* Task to carry out *
Read through the records below and copy each line that uses the word "fwci".

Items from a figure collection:
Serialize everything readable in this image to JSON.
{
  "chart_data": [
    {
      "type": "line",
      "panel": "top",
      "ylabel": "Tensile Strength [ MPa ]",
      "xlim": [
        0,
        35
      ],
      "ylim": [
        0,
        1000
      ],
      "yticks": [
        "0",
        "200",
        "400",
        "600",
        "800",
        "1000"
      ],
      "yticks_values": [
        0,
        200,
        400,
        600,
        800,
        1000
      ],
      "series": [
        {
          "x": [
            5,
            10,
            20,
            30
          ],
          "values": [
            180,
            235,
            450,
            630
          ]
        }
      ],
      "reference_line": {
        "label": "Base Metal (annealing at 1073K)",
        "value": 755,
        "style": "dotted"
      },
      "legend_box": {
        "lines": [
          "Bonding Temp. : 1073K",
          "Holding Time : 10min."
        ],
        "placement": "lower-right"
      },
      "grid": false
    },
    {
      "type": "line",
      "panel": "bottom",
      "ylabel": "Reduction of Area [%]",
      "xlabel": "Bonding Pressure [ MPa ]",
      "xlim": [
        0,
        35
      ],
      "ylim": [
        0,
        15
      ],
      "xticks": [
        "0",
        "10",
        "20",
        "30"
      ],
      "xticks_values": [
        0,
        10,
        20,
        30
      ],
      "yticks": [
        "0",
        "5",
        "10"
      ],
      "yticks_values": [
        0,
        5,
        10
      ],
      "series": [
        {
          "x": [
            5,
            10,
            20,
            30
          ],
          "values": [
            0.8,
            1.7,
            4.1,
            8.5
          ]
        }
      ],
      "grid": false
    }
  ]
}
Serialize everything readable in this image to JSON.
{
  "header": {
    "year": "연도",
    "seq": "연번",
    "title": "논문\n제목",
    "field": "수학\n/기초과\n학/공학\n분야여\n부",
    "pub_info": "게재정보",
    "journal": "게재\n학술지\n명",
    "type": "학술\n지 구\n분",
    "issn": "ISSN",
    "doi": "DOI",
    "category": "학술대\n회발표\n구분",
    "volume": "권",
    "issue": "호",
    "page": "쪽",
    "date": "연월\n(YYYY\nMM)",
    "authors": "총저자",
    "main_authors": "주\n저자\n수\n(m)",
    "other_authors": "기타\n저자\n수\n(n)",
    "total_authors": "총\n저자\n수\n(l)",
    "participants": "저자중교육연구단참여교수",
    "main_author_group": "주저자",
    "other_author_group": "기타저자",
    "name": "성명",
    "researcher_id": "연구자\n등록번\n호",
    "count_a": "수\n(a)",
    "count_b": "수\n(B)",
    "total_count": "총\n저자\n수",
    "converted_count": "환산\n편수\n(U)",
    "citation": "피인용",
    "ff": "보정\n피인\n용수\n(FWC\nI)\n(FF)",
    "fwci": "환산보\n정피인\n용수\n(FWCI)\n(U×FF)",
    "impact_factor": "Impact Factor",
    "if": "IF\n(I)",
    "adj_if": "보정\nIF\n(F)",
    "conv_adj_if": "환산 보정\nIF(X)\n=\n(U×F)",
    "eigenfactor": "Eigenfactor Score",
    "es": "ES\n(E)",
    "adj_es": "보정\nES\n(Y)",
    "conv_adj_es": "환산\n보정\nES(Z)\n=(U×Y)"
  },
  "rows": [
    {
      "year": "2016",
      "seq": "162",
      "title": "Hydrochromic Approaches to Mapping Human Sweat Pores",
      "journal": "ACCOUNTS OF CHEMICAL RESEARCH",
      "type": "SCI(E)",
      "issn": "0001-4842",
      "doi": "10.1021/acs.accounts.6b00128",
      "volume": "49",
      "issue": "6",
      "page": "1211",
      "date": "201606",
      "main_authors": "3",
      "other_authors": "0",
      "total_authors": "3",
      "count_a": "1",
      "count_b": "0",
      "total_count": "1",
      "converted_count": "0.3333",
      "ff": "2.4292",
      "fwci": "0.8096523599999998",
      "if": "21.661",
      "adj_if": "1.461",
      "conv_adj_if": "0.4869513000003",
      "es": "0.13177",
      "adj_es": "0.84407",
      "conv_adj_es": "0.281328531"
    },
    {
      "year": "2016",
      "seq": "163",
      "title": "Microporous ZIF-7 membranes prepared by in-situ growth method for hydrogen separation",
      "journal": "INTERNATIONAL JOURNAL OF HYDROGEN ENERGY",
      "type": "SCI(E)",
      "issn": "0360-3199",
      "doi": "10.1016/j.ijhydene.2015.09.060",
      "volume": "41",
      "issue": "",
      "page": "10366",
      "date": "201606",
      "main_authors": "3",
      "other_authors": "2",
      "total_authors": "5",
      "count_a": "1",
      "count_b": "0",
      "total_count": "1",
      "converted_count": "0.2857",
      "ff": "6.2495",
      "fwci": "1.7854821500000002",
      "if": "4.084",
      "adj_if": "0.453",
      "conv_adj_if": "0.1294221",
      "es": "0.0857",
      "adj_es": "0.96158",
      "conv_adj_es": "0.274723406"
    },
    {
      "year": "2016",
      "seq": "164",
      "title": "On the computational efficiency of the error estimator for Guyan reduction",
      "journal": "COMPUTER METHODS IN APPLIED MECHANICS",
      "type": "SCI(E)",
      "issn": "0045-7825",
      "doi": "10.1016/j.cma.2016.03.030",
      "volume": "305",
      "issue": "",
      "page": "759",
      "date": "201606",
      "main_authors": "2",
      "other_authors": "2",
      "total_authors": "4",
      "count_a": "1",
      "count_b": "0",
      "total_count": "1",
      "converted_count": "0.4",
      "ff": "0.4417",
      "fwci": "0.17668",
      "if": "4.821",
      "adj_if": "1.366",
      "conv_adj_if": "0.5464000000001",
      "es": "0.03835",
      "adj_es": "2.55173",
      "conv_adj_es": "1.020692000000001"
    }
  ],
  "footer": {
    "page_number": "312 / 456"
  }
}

* The output *
    "fwci": "환산보\n정피인\n용수\n(FWCI)\n(U×FF)",
      "fwci": "0.8096523599999998",
      "fwci": "1.7854821500000002",
      "fwci": "0.17668",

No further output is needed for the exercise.